● Dataset records
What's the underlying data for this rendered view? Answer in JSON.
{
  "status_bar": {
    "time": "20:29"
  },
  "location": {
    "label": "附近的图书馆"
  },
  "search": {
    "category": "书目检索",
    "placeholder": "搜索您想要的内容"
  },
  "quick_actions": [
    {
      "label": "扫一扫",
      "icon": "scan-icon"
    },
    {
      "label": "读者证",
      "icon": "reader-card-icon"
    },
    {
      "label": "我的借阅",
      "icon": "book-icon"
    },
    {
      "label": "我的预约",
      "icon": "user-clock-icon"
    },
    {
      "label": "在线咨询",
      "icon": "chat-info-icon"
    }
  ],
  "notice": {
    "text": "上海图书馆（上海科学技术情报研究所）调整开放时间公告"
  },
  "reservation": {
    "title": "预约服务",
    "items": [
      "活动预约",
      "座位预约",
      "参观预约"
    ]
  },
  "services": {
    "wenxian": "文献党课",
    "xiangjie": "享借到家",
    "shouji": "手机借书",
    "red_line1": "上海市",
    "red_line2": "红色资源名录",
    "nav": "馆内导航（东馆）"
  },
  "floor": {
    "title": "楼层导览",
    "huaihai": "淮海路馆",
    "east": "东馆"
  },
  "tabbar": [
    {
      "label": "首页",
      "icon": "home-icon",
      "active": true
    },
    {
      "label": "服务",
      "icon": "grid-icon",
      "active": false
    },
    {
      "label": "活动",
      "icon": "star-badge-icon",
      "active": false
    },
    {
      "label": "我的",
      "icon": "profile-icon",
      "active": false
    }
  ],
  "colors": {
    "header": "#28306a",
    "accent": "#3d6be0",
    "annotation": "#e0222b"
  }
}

● Task
Return the material exactly as it stands.

● Exercise response
What's the underlying data for this rendered view? Answer in JSON.
{
  "status_bar": {
    "time": "20:29"
  },
  "location": {
    "label": "附近的图书馆"
  },
  "search": {
    "category": "书目检索",
    "placeholder": "搜索您想要的内容"
  },
  "quick_actions": [
    {
      "label": "扫一扫",
      "icon": "scan-icon"
    },
    {
      "label": "读者证",
      "icon": "reader-card-icon"
    },
    {
      "label": "我的借阅",
      "icon": "book-icon"
    },
    {
      "label": "我的预约",
      "icon": "user-clock-icon"
    },
    {
      "label": "在线咨询",
      "icon": "chat-info-icon"
    }
  ],
  "notice": {
    "text": "上海图书馆（上海科学技术情报研究所）调整开放时间公告"
  },
  "reservation": {
    "title": "预约服务",
    "items": [
      "活动预约",
      "座位预约",
      "参观预约"
    ]
  },
  "services": {
    "wenxian": "文献党课",
    "xiangjie": "享借到家",
    "shouji": "手机借书",
    "red_line1": "上海市",
    "red_line2": "红色资源名录",
    "nav": "馆内导航（东馆）"
  },
  "floor": {
    "title": "楼层导览",
    "huaihai": "淮海路馆",
    "east": "东馆"
  },
  "tabbar": [
    {
      "label": "首页",
      "icon": "home-icon",
      "active": true
    },
    {
      "label": "服务",
      "icon": "grid-icon",
      "active": false
    },
    {
      "label": "活动",
      "icon": "star-badge-icon",
      "active": false
    },
    {
      "label": "我的",
      "icon": "profile-icon",
      "active": false
    }
  ],
  "colors": {
    "header": "#28306a",
    "accent": "#3d6be0",
    "annotation": "#e0222b"
  }
}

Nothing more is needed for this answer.